▸ Exercise instructions
Review the material and extract every line in which the word "name" occurs.

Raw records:

-- begin --

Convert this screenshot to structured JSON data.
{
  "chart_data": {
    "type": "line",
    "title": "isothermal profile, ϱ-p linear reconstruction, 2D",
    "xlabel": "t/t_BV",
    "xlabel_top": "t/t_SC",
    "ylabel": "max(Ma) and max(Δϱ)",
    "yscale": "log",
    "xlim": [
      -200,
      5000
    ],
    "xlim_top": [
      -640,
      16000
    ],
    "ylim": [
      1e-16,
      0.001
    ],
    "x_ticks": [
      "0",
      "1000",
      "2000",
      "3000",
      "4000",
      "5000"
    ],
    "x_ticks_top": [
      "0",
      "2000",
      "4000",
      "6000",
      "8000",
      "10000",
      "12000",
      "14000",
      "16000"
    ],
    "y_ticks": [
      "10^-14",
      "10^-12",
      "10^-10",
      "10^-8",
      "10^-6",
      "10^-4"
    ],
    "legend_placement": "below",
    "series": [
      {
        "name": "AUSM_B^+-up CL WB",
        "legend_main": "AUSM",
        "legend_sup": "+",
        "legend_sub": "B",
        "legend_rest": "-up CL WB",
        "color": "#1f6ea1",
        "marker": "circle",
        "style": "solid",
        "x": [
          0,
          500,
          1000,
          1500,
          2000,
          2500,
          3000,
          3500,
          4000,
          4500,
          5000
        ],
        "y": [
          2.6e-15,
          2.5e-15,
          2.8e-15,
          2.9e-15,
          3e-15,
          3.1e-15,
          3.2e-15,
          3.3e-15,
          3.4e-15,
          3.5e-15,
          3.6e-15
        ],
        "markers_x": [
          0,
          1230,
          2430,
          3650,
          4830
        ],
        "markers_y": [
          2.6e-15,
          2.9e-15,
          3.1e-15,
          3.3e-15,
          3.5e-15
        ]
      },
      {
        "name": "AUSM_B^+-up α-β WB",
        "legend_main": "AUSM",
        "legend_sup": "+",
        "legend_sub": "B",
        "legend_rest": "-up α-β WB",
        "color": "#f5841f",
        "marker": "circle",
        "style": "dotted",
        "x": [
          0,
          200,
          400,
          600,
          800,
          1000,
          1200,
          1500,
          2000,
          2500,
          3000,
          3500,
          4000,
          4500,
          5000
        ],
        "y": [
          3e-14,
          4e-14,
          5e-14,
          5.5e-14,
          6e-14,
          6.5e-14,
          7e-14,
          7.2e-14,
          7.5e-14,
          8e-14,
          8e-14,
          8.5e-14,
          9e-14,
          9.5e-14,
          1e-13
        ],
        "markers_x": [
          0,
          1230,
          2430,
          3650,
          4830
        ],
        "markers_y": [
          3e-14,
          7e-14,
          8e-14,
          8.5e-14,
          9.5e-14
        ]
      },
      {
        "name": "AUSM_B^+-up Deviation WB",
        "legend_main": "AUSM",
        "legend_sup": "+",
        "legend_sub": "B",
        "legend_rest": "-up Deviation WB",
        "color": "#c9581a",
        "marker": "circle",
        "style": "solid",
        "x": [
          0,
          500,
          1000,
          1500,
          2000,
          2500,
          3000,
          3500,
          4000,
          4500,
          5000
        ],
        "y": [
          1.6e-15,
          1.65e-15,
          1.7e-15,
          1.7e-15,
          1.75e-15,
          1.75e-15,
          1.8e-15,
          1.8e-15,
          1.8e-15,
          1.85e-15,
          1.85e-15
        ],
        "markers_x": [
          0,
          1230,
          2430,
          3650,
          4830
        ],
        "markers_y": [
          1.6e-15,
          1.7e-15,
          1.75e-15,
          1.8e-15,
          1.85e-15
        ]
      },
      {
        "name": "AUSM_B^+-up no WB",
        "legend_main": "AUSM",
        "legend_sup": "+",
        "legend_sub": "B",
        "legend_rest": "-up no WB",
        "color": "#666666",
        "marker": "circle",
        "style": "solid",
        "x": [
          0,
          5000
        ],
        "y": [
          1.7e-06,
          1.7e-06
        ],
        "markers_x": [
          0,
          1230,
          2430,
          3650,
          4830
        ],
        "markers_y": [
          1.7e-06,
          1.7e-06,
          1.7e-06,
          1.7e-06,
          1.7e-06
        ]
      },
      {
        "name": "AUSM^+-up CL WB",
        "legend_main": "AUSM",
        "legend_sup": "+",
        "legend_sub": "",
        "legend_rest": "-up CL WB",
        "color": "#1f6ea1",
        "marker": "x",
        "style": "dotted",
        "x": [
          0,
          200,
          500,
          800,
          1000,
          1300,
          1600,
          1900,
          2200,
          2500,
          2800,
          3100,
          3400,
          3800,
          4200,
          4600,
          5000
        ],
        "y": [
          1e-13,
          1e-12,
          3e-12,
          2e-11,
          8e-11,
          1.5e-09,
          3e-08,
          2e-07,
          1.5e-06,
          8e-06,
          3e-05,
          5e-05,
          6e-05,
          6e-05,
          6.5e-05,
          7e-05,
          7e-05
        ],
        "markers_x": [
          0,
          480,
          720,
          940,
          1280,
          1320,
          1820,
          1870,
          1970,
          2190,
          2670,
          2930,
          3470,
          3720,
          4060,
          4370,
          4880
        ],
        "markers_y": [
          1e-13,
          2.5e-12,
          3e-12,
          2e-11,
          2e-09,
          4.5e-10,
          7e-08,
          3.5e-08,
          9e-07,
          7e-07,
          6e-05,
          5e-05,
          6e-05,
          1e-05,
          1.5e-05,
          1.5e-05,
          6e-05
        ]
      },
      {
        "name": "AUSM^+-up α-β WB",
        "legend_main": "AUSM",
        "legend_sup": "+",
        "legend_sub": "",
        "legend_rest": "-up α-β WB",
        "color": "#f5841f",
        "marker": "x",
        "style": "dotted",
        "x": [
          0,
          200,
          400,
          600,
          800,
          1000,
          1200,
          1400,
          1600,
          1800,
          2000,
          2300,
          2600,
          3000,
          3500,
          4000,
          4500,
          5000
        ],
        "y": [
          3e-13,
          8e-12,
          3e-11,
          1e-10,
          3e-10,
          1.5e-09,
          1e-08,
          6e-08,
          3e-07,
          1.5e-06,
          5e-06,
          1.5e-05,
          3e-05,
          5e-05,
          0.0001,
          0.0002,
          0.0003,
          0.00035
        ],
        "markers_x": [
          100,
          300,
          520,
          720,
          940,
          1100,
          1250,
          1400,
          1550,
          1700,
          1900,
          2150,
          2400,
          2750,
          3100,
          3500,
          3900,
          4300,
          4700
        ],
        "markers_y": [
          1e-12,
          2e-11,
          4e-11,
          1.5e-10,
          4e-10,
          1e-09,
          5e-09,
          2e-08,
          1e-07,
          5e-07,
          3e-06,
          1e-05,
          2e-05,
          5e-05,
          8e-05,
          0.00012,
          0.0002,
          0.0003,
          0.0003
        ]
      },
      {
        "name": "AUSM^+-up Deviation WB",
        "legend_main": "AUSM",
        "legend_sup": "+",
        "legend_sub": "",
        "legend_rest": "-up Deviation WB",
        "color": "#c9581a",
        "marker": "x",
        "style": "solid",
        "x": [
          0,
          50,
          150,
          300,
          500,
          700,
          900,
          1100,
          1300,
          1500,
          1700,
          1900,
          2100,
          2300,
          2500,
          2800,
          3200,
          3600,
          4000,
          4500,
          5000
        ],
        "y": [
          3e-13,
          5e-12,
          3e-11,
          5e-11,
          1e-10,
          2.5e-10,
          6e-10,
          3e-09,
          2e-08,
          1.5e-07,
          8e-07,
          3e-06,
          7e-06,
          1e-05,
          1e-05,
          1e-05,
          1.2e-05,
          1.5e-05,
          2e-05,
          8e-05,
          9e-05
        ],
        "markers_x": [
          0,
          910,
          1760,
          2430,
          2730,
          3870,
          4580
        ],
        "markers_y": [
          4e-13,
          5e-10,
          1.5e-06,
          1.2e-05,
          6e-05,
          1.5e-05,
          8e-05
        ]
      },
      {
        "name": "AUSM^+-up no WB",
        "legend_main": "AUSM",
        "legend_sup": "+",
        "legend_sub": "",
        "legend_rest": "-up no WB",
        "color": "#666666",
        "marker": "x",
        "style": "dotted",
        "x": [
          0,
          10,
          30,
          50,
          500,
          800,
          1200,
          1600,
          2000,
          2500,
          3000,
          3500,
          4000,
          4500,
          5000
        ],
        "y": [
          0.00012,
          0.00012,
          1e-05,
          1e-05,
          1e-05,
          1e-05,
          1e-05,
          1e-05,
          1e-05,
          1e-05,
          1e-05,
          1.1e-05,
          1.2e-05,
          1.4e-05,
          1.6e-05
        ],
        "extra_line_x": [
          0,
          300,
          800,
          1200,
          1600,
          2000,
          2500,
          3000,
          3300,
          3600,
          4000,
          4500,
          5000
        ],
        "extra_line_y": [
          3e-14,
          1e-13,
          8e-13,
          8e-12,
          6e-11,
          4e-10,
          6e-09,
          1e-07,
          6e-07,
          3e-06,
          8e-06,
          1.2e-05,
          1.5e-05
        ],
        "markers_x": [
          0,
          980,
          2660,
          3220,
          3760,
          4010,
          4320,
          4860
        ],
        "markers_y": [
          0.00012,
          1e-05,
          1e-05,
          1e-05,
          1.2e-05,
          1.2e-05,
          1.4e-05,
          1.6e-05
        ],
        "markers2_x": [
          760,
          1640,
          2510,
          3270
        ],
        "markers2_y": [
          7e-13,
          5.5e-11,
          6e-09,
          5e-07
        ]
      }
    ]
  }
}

-- end --

▸ Full solution
        "name": "AUSM_B^+-up CL WB",
        "name": "AUSM_B^+-up α-β WB",
        "name": "AUSM_B^+-up Deviation WB",
        "name": "AUSM_B^+-up no WB",
        "name": "AUSM^+-up CL WB",
        "name": "AUSM^+-up α-β WB",
        "name": "AUSM^+-up Deviation WB",
        "name": "AUSM^+-up no WB",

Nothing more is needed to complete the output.